TEXTO DE ORIGEM.
------------------------------------

Poderia virar uma crítica tão ferina, que pelo menos dois cozinheiros criticados se enforcassem por ano

LOGO EM seguida a uma coluna que me mostra muito boazinha, comendo jabuticaba e dando milho para as galinhas, fico com uma vontade de fazer como o Pondé... Entrar numa polêmica das boas, só para implicar com todo mundo, santo Exu, e ver, deliciada, os leitores se arranhando e me espinafrando com pseudônimo de ursinhos polares.

Mas não é meu jeito, o que eu deploro. Não consigo. Por exemplo, detesto todos os restaurantes de comida moderna que imitam os bons cozinheiros e cobram uma fortuna por um menu-degustação sem pé nem cabeça. Mas fico meses experimentando vários deles, quieta, e depois só falo daqueles de que gostei.

Atitude que só tem me trazido dissabores vida afora. Não gosta, vá lá e fale e diga o porquê. E passe pra outra. E as discussões são sempre bem-vindas. É por causa da mania de viver botando panos quentes que a gente derrapa até na cozinha.

O que pode haver de mais escandaloso na cozinha? Aqui no bufê é tudo de uma santidade sem fim. A não ser... O cozinheiro que tinha três mulheres e se dava muito bem com todas e ainda namoriscava um pouco nas horas vagas. Passados muitos anos, as três deram o fora nele ao mesmo tempo. Acho que no século 21 foi a única pessoa que conheço que morreu de amor.

Traições, fingimentos, mentiras, fofocas, tudo isso rola em todos os patamares de uma cozinha, mas acho que é o máximo que acontece por essas bandas.

Logo no começo do bufê, quando os cozinheiros ainda faziam parte de um submundo e nem eram celebridades de revistas, vimos que havia uma briga se desenvolvendo entre os nossos e pedimos que viessem conversar. Descobrimos que um deles tinha levado a foto do outro para o cemitério. Qual seria a implicação do gesto? O que acarreta levar a foto para o cemitério? Nunca soube, só suspeitei de chamamento dos mortos, talvez, para abocanhar o cozinheiro em 4x4.

------------------------------------

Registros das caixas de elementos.
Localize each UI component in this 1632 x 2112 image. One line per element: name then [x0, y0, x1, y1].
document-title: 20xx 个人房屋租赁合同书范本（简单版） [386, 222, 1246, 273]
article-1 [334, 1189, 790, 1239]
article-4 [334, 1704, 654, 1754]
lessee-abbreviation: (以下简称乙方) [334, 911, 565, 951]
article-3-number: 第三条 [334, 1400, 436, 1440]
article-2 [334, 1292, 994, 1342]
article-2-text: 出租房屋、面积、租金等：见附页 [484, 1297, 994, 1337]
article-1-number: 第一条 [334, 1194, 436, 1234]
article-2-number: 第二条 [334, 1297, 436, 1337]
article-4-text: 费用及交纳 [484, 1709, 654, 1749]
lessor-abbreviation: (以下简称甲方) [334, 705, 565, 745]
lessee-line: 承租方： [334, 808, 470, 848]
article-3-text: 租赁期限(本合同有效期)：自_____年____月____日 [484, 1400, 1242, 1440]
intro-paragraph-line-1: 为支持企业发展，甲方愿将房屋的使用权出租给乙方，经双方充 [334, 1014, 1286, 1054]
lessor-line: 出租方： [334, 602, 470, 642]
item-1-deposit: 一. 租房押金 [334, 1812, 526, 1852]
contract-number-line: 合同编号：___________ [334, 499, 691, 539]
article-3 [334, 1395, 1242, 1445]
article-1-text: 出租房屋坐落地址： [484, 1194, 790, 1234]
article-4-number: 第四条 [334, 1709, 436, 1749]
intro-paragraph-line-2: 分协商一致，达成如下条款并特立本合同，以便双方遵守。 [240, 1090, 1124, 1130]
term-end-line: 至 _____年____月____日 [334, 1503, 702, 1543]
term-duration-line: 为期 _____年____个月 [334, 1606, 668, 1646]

------------------------------------

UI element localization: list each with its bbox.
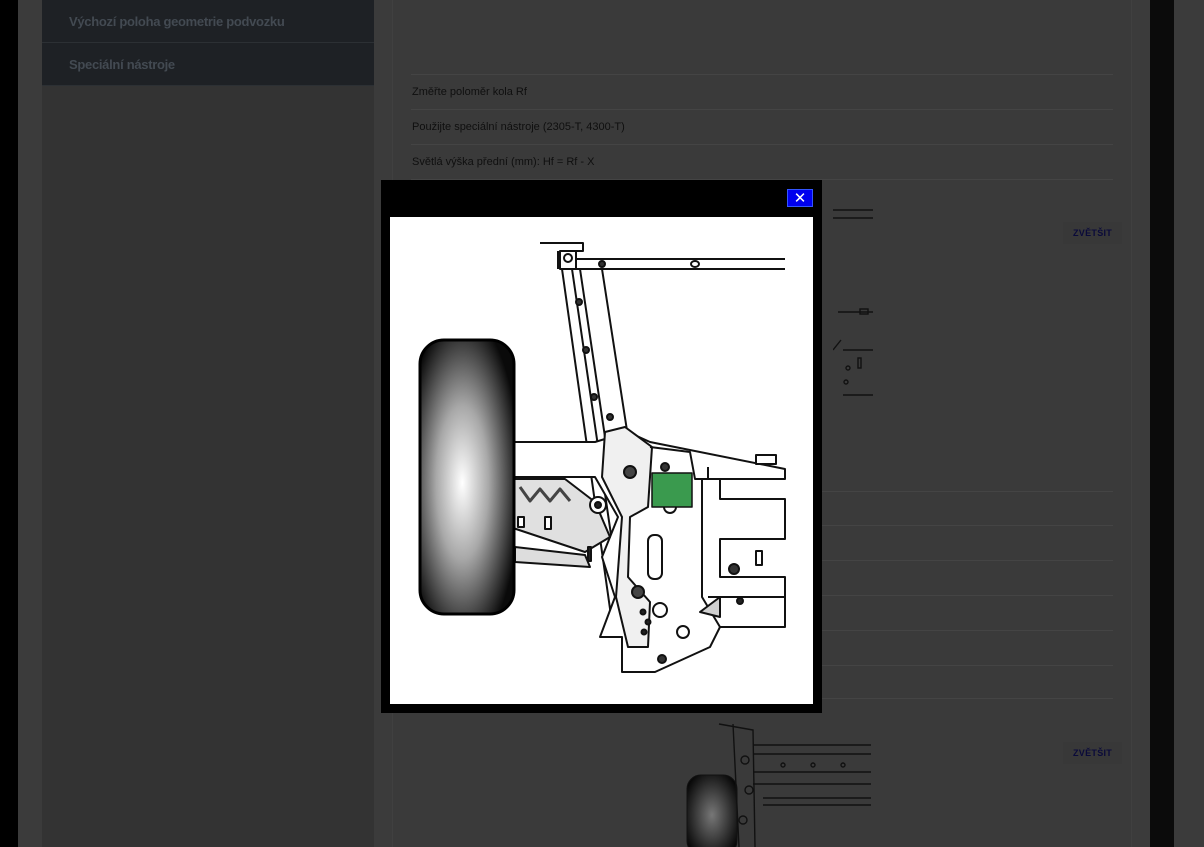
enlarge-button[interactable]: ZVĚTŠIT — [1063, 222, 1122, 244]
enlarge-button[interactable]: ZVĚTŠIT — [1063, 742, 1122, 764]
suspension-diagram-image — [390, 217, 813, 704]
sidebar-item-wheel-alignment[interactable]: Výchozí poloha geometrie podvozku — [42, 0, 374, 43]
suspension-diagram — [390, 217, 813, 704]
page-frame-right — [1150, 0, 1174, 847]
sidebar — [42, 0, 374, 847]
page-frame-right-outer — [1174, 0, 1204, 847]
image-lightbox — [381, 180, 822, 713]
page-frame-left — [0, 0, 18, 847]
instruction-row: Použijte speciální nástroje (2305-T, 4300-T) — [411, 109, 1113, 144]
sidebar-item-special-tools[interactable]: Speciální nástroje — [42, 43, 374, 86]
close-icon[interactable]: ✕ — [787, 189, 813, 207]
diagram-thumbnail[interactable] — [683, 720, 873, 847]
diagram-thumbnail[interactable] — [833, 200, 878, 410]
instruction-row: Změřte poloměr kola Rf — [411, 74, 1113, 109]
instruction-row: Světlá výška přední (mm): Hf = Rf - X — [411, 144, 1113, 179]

------------------------------------

REQUISITOS.
• a. Segundo o texto de origem, o que um dos cozinheiros tinha levado para o cemitério?
• b. Traduza para o inglês a frase do texto de origem "Passados muitos anos, as três deram o fora nele ao mesmo tempo."
• c. Devolva, sem nenhuma alteração, o trecho do texto de origem que se inicia nas palavras "Mas não é meu" e vai até "até na cozinha.".
As linhas são um material à parte, independente do texto de origem.

SOLUÇÕES DAS TAREFAS.
• a. A foto do outro cozinheiro.

• b. Many years later, all three of them dumped him at the same time.

• c.
Mas não é meu jeito, o que eu deploro. Não consigo. Por exemplo, detesto todos os restaurantes de comida moderna que imitam os bons cozinheiros e cobram uma fortuna por um menu-degustação sem pé nem cabeça. Mas fico meses experimentando vários deles, quieta, e depois só falo daqueles de que gostei.

Atitude que só tem me trazido dissabores vida afora. Não gosta, vá lá e fale e diga o porquê. E passe pra outra. E as discussões são sempre bem-vindas. É por causa da mania de viver botando panos quentes que a gente derrapa até na cozinha.